Direction:
All entries are to be given again verbatim.

Collection entries:

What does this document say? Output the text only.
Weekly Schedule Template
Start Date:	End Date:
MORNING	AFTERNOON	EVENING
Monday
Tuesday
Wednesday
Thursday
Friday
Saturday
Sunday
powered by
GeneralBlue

Reply to the task:
What does this document say? Output the text only.
Weekly Schedule Template
Start Date:	End Date:
MORNING	AFTERNOON	EVENING
Monday
Tuesday
Wednesday
Thursday
Friday
Saturday
Sunday
powered by
GeneralBlue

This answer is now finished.